Look below and pull out each line with the word "alla".

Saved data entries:
★ ★ ★ ★ ★

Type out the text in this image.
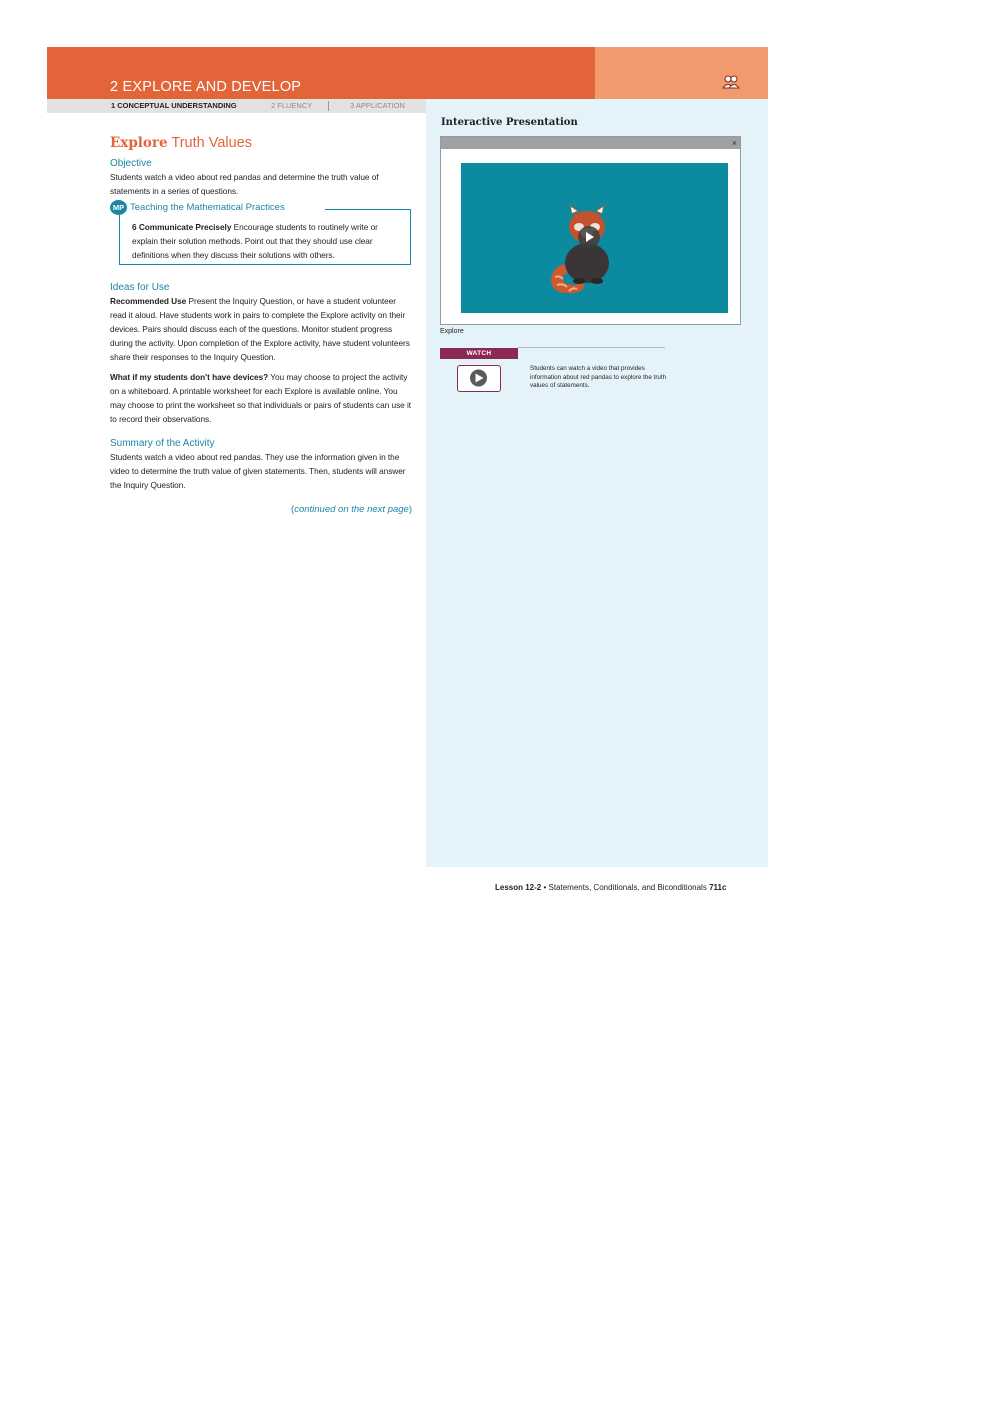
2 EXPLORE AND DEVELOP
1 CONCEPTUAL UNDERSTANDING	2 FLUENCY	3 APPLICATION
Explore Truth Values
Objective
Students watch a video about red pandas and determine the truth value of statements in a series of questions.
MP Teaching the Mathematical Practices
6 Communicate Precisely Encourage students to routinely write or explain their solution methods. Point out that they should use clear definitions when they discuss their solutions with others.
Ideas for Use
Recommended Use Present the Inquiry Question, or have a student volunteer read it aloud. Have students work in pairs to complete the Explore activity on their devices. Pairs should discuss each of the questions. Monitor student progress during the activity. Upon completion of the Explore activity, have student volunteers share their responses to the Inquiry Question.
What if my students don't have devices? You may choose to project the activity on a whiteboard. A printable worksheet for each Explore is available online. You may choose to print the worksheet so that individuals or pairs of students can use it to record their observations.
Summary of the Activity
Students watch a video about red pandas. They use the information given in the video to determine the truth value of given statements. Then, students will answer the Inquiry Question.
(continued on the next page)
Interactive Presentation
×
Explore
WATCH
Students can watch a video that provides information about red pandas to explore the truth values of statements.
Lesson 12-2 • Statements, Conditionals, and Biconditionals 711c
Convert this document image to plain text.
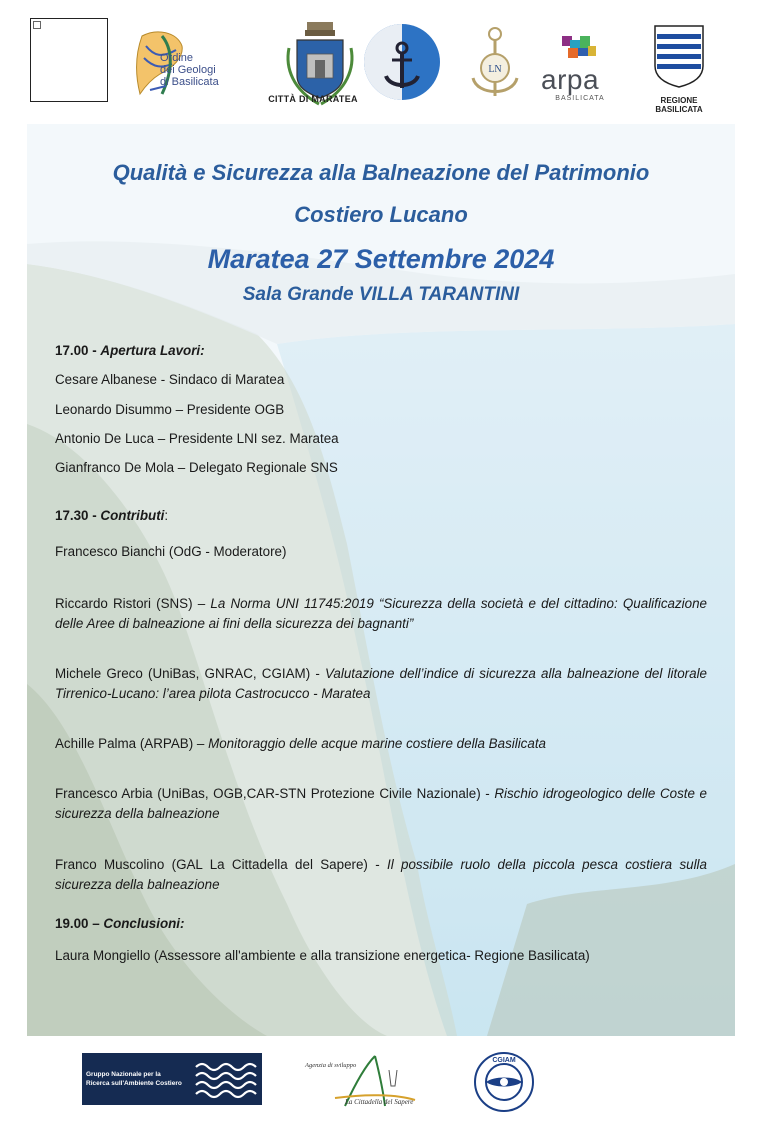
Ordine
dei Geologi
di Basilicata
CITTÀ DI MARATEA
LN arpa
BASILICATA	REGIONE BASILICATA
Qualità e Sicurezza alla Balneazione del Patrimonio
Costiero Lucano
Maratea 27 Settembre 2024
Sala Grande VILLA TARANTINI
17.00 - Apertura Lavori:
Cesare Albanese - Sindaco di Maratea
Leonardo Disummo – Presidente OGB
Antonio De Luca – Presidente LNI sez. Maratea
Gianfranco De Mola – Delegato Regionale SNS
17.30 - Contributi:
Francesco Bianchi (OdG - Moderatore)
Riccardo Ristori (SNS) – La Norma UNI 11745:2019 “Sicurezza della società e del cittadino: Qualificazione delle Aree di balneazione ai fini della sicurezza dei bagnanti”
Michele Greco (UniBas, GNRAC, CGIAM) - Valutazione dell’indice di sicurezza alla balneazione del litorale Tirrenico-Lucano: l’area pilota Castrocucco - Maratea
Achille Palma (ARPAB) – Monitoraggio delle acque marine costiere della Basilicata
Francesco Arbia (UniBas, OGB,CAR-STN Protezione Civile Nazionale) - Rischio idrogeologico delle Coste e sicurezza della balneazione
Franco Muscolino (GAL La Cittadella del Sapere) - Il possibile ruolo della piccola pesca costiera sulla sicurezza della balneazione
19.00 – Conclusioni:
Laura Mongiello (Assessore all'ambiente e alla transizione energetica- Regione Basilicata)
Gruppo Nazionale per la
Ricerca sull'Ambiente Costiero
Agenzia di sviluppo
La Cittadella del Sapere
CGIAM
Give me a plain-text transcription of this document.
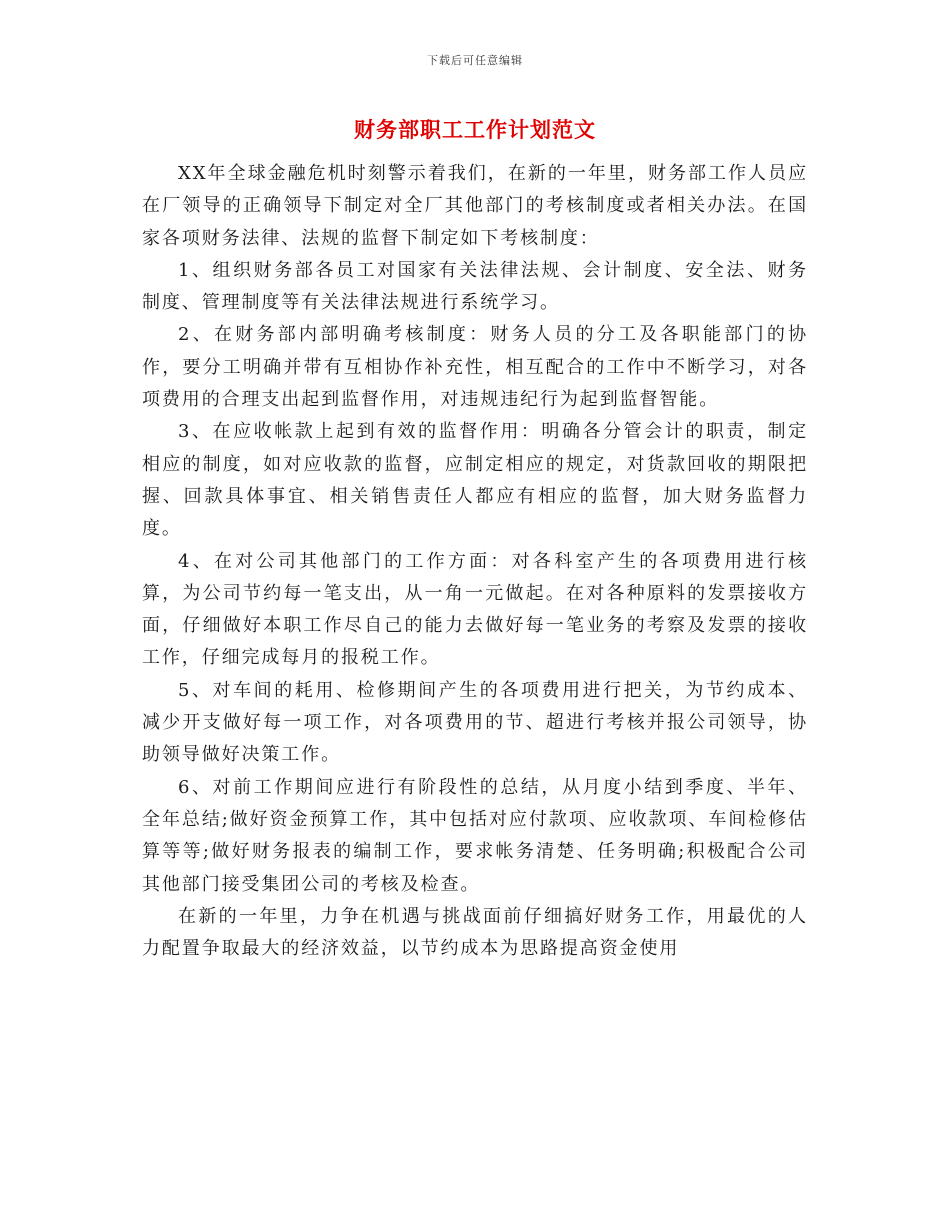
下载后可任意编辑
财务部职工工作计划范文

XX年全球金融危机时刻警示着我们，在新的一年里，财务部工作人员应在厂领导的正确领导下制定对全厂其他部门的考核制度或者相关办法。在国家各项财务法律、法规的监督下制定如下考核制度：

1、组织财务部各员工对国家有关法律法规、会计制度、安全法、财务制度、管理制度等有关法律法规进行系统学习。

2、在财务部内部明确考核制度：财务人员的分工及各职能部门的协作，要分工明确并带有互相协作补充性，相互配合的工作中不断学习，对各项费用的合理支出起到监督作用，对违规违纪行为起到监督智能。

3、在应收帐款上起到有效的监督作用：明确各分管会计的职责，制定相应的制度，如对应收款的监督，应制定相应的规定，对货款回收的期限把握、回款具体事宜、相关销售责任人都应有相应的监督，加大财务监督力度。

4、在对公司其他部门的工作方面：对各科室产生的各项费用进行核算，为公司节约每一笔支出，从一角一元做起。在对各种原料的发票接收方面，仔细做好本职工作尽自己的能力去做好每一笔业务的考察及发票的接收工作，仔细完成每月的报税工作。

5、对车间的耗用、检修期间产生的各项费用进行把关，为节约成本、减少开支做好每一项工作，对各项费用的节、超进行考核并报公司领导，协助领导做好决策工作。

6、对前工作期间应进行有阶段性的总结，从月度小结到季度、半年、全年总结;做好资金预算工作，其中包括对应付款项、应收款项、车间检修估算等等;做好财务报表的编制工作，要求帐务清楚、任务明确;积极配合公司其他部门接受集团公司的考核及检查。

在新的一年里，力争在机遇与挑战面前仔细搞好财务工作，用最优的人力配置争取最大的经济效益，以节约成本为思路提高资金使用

★ ★ ★ ★ ★

SOLUTION TO THE EXERCISE —
Qualità e Sicurezza alla Balneazione del Patrimonio
Michele Greco (UniBas, GNRAC, CGIAM) - Valutazione dell’indice di sicurezza alla balneazione del litorale Tirrenico-Lucano: l’area pilota Castrocucco - Maratea
Laura Mongiello (Assessore all'ambiente e alla transizione energetica- Regione Basilicata)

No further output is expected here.